● WHAT THE TASK REQUIRES
Go through the listing and write out all of it exactly.

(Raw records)
##############################
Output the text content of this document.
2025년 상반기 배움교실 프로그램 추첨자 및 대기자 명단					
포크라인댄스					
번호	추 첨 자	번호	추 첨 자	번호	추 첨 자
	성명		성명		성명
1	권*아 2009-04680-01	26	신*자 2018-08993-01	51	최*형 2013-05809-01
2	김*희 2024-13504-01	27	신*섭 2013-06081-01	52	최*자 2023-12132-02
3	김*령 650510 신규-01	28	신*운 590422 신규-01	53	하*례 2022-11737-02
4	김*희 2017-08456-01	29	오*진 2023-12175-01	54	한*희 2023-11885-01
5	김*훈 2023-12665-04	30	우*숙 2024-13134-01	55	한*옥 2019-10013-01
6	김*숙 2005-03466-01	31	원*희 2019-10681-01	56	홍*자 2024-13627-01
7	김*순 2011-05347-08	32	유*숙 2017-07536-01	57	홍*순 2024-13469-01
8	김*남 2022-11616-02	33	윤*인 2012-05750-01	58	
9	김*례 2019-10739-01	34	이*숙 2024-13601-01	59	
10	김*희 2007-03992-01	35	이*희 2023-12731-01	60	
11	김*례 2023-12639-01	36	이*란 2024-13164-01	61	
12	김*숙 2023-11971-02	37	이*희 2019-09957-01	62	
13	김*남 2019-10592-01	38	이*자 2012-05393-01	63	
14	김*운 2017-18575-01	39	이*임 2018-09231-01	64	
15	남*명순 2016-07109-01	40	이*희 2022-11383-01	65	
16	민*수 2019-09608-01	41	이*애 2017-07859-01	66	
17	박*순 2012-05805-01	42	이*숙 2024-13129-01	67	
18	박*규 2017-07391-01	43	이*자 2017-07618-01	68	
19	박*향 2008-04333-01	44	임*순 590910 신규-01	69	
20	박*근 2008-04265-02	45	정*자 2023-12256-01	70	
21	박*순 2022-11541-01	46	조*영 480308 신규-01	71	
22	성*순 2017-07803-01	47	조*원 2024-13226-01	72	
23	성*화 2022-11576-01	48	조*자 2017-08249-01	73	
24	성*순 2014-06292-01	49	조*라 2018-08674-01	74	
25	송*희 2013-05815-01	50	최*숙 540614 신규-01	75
##############################
● TASK RESPONSE
Output the text content of this document.
2025년 상반기 배움교실 프로그램 추첨자 및 대기자 명단					
포크라인댄스					
번호	추 첨 자	번호	추 첨 자	번호	추 첨 자
	성명		성명		성명
1	권*아 2009-04680-01	26	신*자 2018-08993-01	51	최*형 2013-05809-01
2	김*희 2024-13504-01	27	신*섭 2013-06081-01	52	최*자 2023-12132-02
3	김*령 650510 신규-01	28	신*운 590422 신규-01	53	하*례 2022-11737-02
4	김*희 2017-08456-01	29	오*진 2023-12175-01	54	한*희 2023-11885-01
5	김*훈 2023-12665-04	30	우*숙 2024-13134-01	55	한*옥 2019-10013-01
6	김*숙 2005-03466-01	31	원*희 2019-10681-01	56	홍*자 2024-13627-01
7	김*순 2011-05347-08	32	유*숙 2017-07536-01	57	홍*순 2024-13469-01
8	김*남 2022-11616-02	33	윤*인 2012-05750-01	58	
9	김*례 2019-10739-01	34	이*숙 2024-13601-01	59	
10	김*희 2007-03992-01	35	이*희 2023-12731-01	60	
11	김*례 2023-12639-01	36	이*란 2024-13164-01	61	
12	김*숙 2023-11971-02	37	이*희 2019-09957-01	62	
13	김*남 2019-10592-01	38	이*자 2012-05393-01	63	
14	김*운 2017-18575-01	39	이*임 2018-09231-01	64	
15	남*명순 2016-07109-01	40	이*희 2022-11383-01	65	
16	민*수 2019-09608-01	41	이*애 2017-07859-01	66	
17	박*순 2012-05805-01	42	이*숙 2024-13129-01	67	
18	박*규 2017-07391-01	43	이*자 2017-07618-01	68	
19	박*향 2008-04333-01	44	임*순 590910 신규-01	69	
20	박*근 2008-04265-02	45	정*자 2023-12256-01	70	
21	박*순 2022-11541-01	46	조*영 480308 신규-01	71	
22	성*순 2017-07803-01	47	조*원 2024-13226-01	72	
23	성*화 2022-11576-01	48	조*자 2017-08249-01	73	
24	성*순 2014-06292-01	49	조*라 2018-08674-01	74	
25	송*희 2013-05815-01	50	최*숙 540614 신규-01	75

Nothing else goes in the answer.